What you have to do
Write each line exactly, from the line that holds "What does this" through the final line of the material, and no other line.

Recorded data
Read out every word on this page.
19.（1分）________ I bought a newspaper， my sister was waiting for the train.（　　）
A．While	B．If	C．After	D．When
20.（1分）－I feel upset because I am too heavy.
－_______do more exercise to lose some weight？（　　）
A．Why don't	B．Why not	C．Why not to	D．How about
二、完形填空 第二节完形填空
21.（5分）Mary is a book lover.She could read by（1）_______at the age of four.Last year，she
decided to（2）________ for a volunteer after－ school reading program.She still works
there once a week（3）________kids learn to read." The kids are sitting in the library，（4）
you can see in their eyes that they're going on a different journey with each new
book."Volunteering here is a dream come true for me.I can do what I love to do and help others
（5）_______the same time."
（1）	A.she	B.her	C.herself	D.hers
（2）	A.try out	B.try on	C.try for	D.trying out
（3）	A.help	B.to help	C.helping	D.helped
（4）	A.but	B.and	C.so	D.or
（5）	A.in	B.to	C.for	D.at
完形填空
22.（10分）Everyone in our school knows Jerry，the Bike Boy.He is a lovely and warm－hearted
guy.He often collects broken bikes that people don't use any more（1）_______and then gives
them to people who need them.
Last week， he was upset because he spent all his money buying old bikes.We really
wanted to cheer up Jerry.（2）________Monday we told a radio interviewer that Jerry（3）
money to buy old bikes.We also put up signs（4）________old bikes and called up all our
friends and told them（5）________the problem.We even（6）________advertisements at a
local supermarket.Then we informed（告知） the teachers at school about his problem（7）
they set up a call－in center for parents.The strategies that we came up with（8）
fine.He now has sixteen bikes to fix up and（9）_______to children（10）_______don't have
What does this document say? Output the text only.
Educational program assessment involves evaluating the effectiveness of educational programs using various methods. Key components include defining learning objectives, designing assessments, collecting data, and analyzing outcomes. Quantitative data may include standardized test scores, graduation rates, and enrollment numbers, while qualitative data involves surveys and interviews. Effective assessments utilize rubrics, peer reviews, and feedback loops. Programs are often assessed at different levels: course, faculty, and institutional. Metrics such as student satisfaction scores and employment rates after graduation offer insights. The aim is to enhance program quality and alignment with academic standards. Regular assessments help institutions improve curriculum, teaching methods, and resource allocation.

Task solution
What does this document say? Output the text only.
Educational program assessment involves evaluating the effectiveness of educational programs using various methods. Key components include defining learning objectives, designing assessments, collecting data, and analyzing outcomes. Quantitative data may include standardized test scores, graduation rates, and enrollment numbers, while qualitative data involves surveys and interviews. Effective assessments utilize rubrics, peer reviews, and feedback loops. Programs are often assessed at different levels: course, faculty, and institutional. Metrics such as student satisfaction scores and employment rates after graduation offer insights. The aim is to enhance program quality and alignment with academic standards. Regular assessments help institutions improve curriculum, teaching methods, and resource allocation.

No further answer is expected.